→ **Work to complete**: Filter the data for lines with the word "compared", then copy every line so identified.

→ **Material provided**:
▽
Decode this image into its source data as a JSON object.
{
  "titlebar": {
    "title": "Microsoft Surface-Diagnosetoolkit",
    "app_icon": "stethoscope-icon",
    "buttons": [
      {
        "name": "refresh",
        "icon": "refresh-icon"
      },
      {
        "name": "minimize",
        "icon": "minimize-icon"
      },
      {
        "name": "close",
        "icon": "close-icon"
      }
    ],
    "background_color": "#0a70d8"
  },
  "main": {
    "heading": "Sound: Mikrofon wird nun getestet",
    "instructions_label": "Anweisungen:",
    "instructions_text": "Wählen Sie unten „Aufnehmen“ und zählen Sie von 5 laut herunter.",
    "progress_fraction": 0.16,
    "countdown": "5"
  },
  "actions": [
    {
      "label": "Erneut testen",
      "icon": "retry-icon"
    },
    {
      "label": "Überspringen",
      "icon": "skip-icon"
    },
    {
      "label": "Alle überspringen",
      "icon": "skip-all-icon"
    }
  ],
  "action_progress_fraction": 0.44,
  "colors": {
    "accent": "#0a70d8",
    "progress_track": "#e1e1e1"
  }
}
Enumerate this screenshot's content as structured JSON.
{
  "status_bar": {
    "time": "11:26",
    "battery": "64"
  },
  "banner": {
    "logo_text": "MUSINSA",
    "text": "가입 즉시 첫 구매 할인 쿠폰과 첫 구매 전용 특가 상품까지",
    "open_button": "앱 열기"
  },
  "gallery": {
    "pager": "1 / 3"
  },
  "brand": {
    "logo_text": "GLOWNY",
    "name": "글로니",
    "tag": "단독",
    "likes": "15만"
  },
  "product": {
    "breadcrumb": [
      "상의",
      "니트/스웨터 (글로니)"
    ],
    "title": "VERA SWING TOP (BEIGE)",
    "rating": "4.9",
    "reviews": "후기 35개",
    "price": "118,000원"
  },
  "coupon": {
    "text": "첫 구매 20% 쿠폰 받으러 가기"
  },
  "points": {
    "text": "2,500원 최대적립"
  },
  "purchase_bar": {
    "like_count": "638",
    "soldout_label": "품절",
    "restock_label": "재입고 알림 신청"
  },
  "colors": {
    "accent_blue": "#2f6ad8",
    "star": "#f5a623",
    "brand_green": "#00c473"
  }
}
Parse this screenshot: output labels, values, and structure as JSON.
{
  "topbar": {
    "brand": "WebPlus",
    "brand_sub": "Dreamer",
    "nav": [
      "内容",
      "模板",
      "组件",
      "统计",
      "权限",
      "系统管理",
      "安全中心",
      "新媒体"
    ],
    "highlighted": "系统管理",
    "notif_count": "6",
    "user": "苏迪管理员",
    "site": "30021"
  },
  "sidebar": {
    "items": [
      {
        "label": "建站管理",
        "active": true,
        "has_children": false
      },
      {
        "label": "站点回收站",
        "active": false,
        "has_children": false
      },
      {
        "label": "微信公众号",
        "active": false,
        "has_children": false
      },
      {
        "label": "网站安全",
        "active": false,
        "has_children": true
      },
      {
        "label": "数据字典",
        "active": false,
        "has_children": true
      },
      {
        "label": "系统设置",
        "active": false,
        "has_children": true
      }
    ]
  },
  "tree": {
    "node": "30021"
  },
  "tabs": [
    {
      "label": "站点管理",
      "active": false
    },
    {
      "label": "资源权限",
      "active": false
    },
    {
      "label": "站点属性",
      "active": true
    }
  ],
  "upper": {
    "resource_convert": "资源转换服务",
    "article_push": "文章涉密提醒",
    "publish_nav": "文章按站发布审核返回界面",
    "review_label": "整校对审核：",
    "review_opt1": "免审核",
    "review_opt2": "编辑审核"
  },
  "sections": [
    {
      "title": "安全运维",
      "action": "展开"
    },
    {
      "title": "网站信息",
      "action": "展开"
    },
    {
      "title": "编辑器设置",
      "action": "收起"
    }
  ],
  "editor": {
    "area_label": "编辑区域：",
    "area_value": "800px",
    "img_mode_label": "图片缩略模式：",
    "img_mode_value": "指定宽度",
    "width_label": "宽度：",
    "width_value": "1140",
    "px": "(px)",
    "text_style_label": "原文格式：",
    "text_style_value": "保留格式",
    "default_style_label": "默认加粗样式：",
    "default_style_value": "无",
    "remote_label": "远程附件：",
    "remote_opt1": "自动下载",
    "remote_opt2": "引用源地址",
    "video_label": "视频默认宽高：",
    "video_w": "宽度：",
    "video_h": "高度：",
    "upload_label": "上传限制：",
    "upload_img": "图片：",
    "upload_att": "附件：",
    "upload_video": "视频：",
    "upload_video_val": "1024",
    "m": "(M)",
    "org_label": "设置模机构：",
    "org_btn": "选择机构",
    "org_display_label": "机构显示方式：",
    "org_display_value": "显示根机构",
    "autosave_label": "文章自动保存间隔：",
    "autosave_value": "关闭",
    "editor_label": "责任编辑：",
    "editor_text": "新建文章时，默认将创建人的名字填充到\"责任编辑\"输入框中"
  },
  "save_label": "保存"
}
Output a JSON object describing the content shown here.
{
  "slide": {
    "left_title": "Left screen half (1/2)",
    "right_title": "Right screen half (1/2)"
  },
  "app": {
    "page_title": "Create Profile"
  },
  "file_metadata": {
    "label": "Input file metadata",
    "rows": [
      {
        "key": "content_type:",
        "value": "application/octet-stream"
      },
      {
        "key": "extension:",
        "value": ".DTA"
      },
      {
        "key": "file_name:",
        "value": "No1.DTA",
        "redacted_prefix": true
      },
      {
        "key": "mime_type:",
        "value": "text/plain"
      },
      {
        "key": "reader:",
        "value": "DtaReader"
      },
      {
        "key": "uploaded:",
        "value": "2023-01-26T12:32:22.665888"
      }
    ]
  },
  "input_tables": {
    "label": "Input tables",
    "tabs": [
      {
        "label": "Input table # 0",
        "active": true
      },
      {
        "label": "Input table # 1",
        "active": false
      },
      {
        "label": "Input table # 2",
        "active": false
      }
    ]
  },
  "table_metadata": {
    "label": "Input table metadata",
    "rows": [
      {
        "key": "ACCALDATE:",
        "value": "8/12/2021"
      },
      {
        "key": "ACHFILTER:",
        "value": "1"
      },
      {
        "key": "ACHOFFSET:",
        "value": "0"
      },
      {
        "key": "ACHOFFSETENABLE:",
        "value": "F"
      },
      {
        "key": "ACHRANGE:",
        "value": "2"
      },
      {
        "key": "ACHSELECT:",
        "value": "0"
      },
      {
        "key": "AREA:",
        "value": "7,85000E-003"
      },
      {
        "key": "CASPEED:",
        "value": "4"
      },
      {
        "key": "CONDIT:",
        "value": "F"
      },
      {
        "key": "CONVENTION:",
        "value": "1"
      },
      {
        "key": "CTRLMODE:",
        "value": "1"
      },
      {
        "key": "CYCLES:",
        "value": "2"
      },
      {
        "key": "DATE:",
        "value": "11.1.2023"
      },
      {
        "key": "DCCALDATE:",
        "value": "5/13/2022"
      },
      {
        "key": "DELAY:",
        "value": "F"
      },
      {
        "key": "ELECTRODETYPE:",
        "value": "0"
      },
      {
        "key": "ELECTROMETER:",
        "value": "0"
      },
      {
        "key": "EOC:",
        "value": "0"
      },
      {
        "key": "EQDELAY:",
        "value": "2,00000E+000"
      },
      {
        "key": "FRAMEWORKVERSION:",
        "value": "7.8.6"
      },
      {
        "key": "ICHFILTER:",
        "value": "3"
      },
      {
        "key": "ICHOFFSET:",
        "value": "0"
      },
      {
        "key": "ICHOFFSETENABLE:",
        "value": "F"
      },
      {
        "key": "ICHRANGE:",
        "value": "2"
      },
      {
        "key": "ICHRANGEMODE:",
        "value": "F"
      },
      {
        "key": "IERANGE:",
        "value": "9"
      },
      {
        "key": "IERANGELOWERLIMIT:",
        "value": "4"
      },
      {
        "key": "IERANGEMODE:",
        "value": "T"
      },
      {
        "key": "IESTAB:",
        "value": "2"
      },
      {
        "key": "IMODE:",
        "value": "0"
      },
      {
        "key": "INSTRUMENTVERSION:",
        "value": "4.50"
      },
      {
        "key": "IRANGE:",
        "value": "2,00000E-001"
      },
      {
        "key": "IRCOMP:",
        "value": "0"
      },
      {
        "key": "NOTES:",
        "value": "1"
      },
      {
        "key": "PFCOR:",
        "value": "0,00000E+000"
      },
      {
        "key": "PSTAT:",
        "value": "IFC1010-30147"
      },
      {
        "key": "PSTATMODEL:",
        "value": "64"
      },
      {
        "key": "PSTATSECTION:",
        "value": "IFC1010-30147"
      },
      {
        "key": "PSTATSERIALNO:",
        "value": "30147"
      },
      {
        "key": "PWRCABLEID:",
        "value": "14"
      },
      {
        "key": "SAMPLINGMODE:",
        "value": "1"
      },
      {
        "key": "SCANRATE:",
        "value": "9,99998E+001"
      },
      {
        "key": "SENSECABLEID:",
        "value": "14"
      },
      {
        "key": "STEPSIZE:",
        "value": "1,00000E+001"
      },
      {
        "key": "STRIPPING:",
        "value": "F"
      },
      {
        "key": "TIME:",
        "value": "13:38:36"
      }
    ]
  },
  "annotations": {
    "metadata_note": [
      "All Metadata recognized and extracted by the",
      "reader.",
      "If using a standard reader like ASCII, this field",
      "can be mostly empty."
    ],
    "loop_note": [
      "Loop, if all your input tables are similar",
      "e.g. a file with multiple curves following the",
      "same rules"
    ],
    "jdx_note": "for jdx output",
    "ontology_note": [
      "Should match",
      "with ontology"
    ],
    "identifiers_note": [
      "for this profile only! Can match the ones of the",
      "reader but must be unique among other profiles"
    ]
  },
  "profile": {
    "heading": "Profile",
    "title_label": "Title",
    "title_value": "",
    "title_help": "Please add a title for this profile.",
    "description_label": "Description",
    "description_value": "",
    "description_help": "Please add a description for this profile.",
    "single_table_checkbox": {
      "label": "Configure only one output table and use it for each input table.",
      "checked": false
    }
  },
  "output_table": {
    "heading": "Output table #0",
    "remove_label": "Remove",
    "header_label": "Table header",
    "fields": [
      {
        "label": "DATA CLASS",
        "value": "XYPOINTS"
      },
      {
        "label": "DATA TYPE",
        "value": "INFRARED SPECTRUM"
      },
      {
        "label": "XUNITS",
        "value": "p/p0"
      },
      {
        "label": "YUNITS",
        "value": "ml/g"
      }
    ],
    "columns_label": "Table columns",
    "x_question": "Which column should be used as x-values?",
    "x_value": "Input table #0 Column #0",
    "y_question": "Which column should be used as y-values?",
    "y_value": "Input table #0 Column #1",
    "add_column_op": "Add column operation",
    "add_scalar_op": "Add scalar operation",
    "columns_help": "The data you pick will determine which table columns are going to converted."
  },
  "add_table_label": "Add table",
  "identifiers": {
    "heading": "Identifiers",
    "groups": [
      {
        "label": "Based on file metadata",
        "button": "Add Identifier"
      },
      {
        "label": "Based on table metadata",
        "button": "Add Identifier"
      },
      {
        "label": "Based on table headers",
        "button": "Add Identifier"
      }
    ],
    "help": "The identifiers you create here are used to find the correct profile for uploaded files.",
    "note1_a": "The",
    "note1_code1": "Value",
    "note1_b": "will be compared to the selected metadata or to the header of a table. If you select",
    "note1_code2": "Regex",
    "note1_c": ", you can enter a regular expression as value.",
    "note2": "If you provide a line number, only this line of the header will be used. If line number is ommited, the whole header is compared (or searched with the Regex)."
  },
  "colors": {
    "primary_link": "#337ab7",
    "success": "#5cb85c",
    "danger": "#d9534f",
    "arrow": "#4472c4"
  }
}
△
→ **Exercise output**:
    "note1_b": "will be compared to the selected metadata or to the header of a table. If you select",
    "note2": "If you provide a line number, only this line of the header will be used. If line number is ommited, the whole header is compared (or searched with the Regex)."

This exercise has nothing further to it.